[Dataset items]
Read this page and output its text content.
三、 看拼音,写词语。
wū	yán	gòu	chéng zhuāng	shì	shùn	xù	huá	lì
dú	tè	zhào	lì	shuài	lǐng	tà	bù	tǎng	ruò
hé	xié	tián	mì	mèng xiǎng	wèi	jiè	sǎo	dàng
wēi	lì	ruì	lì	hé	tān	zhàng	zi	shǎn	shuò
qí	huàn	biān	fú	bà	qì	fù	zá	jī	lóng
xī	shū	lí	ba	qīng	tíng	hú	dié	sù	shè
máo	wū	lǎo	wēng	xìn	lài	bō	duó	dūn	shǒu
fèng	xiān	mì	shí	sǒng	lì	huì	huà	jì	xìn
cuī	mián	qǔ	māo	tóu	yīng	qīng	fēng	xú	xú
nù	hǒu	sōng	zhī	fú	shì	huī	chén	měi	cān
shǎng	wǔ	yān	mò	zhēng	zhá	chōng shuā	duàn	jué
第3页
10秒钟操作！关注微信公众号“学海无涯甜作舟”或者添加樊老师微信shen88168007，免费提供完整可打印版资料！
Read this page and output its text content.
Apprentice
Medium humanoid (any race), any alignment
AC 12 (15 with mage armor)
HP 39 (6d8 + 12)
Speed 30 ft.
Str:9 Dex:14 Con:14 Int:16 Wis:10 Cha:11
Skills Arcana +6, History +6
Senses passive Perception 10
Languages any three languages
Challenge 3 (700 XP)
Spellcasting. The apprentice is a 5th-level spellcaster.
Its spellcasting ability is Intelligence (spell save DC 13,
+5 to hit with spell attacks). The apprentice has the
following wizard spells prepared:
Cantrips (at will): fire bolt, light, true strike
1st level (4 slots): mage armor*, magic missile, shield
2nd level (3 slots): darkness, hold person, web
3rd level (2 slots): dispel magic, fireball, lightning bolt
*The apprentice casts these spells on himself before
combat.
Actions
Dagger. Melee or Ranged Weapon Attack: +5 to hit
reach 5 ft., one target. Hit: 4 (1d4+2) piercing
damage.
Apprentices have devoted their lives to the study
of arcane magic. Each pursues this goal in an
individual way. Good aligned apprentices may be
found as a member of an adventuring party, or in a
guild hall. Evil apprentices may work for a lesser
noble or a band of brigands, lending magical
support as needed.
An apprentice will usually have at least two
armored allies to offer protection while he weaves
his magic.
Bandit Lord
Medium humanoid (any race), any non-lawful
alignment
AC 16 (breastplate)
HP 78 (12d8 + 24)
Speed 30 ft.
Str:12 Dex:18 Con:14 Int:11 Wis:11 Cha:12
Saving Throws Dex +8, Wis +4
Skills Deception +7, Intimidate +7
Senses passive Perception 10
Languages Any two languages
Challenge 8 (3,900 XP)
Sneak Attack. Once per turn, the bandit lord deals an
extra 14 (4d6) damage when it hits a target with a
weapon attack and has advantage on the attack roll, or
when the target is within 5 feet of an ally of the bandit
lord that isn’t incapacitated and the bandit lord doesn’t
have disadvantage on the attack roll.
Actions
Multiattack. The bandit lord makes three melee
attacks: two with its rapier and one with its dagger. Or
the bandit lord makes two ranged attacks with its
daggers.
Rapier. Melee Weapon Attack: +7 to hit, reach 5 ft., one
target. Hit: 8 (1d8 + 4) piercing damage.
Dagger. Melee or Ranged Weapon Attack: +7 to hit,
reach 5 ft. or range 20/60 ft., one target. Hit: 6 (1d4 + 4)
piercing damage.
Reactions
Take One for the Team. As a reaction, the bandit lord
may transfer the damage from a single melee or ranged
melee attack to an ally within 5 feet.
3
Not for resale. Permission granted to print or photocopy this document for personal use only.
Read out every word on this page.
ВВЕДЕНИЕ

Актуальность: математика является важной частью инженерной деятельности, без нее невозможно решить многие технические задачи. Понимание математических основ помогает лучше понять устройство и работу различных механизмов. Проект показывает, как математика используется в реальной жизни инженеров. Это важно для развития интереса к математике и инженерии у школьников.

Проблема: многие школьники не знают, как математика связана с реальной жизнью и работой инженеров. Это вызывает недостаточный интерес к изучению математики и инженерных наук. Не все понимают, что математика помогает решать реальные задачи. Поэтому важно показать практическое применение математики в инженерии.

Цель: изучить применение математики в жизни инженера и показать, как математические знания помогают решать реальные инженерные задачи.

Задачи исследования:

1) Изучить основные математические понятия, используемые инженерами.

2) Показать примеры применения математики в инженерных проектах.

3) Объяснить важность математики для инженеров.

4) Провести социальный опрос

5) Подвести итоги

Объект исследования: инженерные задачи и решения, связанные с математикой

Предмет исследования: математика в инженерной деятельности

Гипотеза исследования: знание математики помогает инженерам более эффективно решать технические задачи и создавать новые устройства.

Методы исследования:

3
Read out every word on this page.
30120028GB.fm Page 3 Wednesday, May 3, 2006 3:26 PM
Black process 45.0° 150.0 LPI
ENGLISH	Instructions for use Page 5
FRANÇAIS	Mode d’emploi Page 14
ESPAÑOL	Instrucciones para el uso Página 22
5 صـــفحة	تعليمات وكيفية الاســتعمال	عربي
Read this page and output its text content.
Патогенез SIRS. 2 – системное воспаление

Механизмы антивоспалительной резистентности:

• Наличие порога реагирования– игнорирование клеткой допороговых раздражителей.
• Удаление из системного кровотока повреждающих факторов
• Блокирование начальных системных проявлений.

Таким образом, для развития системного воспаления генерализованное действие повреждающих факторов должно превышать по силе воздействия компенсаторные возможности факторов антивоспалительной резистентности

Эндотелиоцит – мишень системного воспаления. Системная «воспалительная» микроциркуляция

> **PROBLEM TO WORK ON**:
Transcribe each entry exactly.

> **THE RESULT**:
Read this page and output its text content.
三、 看拼音,写词语。
wū	yán	gòu	chéng zhuāng	shì	shùn	xù	huá	lì
dú	tè	zhào	lì	shuài	lǐng	tà	bù	tǎng	ruò
hé	xié	tián	mì	mèng xiǎng	wèi	jiè	sǎo	dàng
wēi	lì	ruì	lì	hé	tān	zhàng	zi	shǎn	shuò
qí	huàn	biān	fú	bà	qì	fù	zá	jī	lóng
xī	shū	lí	ba	qīng	tíng	hú	dié	sù	shè
máo	wū	lǎo	wēng	xìn	lài	bō	duó	dūn	shǒu
fèng	xiān	mì	shí	sǒng	lì	huì	huà	jì	xìn
cuī	mián	qǔ	māo	tóu	yīng	qīng	fēng	xú	xú
nù	hǒu	sōng	zhī	fú	shì	huī	chén	měi	cān
shǎng	wǔ	yān	mò	zhēng	zhá	chōng shuā	duàn	jué
第3页
10秒钟操作！关注微信公众号“学海无涯甜作舟”或者添加樊老师微信shen88168007，免费提供完整可打印版资料！
Read this page and output its text content.
Apprentice
Medium humanoid (any race), any alignment
AC 12 (15 with mage armor)
HP 39 (6d8 + 12)
Speed 30 ft.
Str:9 Dex:14 Con:14 Int:16 Wis:10 Cha:11
Skills Arcana +6, History +6
Senses passive Perception 10
Languages any three languages
Challenge 3 (700 XP)
Spellcasting. The apprentice is a 5th-level spellcaster.
Its spellcasting ability is Intelligence (spell save DC 13,
+5 to hit with spell attacks). The apprentice has the
following wizard spells prepared:
Cantrips (at will): fire bolt, light, true strike
1st level (4 slots): mage armor*, magic missile, shield
2nd level (3 slots): darkness, hold person, web
3rd level (2 slots): dispel magic, fireball, lightning bolt
*The apprentice casts these spells on himself before
combat.
Actions
Dagger. Melee or Ranged Weapon Attack: +5 to hit
reach 5 ft., one target. Hit: 4 (1d4+2) piercing
damage.
Apprentices have devoted their lives to the study
of arcane magic. Each pursues this goal in an
individual way. Good aligned apprentices may be
found as a member of an adventuring party, or in a
guild hall. Evil apprentices may work for a lesser
noble or a band of brigands, lending magical
support as needed.
An apprentice will usually have at least two
armored allies to offer protection while he weaves
his magic.
Bandit Lord
Medium humanoid (any race), any non-lawful
alignment
AC 16 (breastplate)
HP 78 (12d8 + 24)
Speed 30 ft.
Str:12 Dex:18 Con:14 Int:11 Wis:11 Cha:12
Saving Throws Dex +8, Wis +4
Skills Deception +7, Intimidate +7
Senses passive Perception 10
Languages Any two languages
Challenge 8 (3,900 XP)
Sneak Attack. Once per turn, the bandit lord deals an
extra 14 (4d6) damage when it hits a target with a
weapon attack and has advantage on the attack roll, or
when the target is within 5 feet of an ally of the bandit
lord that isn’t incapacitated and the bandit lord doesn’t
have disadvantage on the attack roll.
Actions
Multiattack. The bandit lord makes three melee
attacks: two with its rapier and one with its dagger. Or
the bandit lord makes two ranged attacks with its
daggers.
Rapier. Melee Weapon Attack: +7 to hit, reach 5 ft., one
target. Hit: 8 (1d8 + 4) piercing damage.
Dagger. Melee or Ranged Weapon Attack: +7 to hit,
reach 5 ft. or range 20/60 ft., one target. Hit: 6 (1d4 + 4)
piercing damage.
Reactions
Take One for the Team. As a reaction, the bandit lord
may transfer the damage from a single melee or ranged
melee attack to an ally within 5 feet.
3
Not for resale. Permission granted to print or photocopy this document for personal use only.
Read out every word on this page.
ВВЕДЕНИЕ

Актуальность: математика является важной частью инженерной деятельности, без нее невозможно решить многие технические задачи. Понимание математических основ помогает лучше понять устройство и работу различных механизмов. Проект показывает, как математика используется в реальной жизни инженеров. Это важно для развития интереса к математике и инженерии у школьников.

Проблема: многие школьники не знают, как математика связана с реальной жизнью и работой инженеров. Это вызывает недостаточный интерес к изучению математики и инженерных наук. Не все понимают, что математика помогает решать реальные задачи. Поэтому важно показать практическое применение математики в инженерии.

Цель: изучить применение математики в жизни инженера и показать, как математические знания помогают решать реальные инженерные задачи.

Задачи исследования:

1) Изучить основные математические понятия, используемые инженерами.

2) Показать примеры применения математики в инженерных проектах.

3) Объяснить важность математики для инженеров.

4) Провести социальный опрос

5) Подвести итоги

Объект исследования: инженерные задачи и решения, связанные с математикой

Предмет исследования: математика в инженерной деятельности

Гипотеза исследования: знание математики помогает инженерам более эффективно решать технические задачи и создавать новые устройства.

Методы исследования:

3
Read out every word on this page.
30120028GB.fm Page 3 Wednesday, May 3, 2006 3:26 PM
Black process 45.0° 150.0 LPI
ENGLISH	Instructions for use Page 5
FRANÇAIS	Mode d’emploi Page 14
ESPAÑOL	Instrucciones para el uso Página 22
5 صـــفحة	تعليمات وكيفية الاســتعمال	عربي
Read this page and output its text content.
Патогенез SIRS. 2 – системное воспаление

Механизмы антивоспалительной резистентности:

• Наличие порога реагирования– игнорирование клеткой допороговых раздражителей.
• Удаление из системного кровотока повреждающих факторов
• Блокирование начальных системных проявлений.

Таким образом, для развития системного воспаления генерализованное действие повреждающих факторов должно превышать по силе воздействия компенсаторные возможности факторов антивоспалительной резистентности

Эндотелиоцит – мишень системного воспаления. Системная «воспалительная» микроциркуляция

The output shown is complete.